= Records from a data source =
* * * *

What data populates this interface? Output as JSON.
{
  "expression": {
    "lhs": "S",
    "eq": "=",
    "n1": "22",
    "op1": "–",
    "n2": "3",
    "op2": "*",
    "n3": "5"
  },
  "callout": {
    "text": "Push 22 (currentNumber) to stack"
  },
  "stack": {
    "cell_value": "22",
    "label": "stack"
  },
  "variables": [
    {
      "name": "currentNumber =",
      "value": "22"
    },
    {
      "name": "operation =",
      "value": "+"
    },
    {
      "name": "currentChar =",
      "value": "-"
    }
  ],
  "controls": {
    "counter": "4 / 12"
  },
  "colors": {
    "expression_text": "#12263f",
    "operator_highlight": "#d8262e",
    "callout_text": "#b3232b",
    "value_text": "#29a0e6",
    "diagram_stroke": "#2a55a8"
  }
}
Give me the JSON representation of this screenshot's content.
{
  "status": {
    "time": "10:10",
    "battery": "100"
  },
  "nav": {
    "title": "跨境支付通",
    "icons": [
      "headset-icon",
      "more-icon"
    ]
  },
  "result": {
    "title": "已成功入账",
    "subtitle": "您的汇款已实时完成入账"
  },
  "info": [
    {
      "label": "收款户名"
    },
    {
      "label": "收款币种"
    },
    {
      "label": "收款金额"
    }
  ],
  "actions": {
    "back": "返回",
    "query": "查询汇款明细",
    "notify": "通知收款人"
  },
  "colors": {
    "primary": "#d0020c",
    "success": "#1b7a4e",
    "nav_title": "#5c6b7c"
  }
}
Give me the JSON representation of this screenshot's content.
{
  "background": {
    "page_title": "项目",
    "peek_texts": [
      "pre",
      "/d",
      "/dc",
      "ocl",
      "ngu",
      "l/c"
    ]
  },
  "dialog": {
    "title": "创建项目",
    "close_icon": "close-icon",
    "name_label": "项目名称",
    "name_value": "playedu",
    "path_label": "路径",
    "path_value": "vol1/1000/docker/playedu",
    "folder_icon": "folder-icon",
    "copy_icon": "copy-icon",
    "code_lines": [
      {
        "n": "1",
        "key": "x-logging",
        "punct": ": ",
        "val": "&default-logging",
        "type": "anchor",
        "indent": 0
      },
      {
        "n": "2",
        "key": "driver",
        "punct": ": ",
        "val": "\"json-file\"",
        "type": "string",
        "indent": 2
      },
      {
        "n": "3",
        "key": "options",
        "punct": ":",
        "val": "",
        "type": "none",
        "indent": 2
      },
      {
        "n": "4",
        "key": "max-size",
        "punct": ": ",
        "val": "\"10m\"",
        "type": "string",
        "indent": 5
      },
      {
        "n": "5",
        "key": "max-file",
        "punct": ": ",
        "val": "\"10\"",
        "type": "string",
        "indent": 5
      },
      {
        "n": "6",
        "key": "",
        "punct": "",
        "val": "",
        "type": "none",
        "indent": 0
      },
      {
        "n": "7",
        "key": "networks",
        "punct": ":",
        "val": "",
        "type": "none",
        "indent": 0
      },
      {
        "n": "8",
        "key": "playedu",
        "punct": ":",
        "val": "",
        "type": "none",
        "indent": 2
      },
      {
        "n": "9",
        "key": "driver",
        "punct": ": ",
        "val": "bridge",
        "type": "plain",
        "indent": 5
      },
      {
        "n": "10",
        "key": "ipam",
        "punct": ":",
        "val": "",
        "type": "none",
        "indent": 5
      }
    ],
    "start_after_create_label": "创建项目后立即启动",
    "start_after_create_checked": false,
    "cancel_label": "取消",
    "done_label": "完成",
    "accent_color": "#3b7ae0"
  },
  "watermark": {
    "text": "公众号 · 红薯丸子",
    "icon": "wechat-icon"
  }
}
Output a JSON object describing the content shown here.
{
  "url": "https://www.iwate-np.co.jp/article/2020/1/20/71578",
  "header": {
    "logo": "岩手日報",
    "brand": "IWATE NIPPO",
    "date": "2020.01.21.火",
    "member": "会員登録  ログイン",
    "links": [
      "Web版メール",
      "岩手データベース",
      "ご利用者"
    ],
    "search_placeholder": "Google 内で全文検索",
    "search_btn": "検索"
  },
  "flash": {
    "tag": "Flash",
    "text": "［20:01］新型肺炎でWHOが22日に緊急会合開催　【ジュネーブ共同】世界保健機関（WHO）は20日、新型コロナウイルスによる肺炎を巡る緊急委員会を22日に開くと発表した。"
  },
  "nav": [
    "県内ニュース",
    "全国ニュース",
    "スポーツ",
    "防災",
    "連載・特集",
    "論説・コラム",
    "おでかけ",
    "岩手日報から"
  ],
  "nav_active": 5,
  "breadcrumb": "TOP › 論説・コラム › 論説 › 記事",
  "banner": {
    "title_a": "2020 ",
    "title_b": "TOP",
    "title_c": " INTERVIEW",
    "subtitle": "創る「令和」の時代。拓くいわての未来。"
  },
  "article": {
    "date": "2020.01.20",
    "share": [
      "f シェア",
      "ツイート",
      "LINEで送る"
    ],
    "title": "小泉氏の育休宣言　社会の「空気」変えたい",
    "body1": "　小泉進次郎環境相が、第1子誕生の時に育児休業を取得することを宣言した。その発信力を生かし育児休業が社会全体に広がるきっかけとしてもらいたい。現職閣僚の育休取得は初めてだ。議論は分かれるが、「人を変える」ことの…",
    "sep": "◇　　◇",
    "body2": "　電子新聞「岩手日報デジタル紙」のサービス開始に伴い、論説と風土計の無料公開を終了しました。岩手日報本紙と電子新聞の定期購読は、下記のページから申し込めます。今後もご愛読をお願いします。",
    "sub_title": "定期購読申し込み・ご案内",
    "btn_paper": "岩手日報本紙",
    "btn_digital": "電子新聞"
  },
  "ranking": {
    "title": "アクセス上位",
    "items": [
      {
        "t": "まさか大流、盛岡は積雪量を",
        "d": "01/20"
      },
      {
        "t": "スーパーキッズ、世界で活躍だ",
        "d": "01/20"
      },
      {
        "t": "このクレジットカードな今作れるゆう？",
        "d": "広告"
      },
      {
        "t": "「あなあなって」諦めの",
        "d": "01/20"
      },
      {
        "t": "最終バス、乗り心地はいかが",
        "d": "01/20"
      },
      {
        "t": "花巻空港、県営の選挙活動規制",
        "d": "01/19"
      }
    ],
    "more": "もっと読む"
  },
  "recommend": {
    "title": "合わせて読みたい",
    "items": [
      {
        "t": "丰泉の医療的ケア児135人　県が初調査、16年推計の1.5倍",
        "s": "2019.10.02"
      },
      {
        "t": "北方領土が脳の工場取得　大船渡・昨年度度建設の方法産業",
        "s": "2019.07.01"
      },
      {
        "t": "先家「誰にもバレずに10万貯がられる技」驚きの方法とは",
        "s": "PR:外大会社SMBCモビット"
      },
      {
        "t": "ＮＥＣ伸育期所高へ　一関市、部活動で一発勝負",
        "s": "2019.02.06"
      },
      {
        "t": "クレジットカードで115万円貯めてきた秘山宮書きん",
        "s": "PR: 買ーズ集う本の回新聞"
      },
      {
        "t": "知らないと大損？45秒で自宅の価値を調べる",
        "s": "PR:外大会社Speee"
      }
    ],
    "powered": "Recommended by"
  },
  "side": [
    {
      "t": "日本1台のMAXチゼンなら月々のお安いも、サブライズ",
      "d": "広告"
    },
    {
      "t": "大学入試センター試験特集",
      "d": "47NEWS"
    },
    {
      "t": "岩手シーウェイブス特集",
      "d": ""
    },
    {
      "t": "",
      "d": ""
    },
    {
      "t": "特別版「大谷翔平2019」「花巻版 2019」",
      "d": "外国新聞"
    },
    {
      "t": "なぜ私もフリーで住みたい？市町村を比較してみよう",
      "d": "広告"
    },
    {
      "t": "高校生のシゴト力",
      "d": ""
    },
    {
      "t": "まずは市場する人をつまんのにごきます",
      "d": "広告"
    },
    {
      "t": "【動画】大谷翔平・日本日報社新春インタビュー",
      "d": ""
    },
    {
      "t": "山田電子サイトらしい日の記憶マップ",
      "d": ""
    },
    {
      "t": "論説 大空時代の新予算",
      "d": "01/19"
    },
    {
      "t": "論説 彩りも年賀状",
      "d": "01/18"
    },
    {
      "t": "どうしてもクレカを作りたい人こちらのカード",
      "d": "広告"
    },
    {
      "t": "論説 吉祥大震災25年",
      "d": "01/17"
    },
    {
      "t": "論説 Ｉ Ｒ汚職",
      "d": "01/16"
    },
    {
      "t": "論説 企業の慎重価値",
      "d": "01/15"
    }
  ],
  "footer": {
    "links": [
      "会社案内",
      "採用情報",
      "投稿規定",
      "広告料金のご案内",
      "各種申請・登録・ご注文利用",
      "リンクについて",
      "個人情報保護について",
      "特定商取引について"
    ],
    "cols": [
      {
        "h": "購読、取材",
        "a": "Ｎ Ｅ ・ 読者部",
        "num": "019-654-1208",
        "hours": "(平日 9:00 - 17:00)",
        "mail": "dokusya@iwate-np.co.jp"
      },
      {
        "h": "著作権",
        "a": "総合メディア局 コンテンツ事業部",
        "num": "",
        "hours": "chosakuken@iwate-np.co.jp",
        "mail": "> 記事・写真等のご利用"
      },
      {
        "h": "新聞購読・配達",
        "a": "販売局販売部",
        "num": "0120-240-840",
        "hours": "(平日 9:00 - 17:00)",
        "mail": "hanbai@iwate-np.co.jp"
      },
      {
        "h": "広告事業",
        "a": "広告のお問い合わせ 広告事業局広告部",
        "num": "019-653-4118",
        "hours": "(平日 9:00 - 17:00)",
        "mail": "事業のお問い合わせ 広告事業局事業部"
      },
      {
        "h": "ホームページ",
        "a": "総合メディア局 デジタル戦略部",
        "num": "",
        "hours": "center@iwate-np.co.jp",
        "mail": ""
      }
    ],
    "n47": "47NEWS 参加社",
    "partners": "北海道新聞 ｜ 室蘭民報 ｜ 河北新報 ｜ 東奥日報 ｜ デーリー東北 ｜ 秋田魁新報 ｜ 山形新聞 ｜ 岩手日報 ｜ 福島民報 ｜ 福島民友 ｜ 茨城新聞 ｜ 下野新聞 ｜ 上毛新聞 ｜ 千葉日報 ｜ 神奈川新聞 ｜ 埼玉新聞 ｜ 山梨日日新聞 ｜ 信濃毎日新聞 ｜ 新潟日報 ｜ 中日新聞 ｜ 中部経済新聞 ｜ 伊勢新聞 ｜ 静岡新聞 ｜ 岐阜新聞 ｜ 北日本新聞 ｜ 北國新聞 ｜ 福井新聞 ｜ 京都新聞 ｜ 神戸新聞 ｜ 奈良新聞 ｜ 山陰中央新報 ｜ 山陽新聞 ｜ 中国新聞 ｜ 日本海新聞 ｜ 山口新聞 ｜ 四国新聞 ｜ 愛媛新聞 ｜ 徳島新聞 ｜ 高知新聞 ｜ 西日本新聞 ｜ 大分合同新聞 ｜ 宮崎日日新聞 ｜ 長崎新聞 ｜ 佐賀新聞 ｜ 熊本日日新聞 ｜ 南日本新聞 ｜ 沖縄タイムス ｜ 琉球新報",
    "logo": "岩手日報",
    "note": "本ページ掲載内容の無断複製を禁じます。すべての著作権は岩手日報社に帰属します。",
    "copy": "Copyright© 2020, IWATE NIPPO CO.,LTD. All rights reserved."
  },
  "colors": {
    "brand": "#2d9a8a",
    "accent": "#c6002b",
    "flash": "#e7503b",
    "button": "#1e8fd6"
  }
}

* * * *

Find the string "Output" in the entries above and return each line that holds it.

What data populates this interface? Output as JSON.
Output a JSON object describing the content shown here.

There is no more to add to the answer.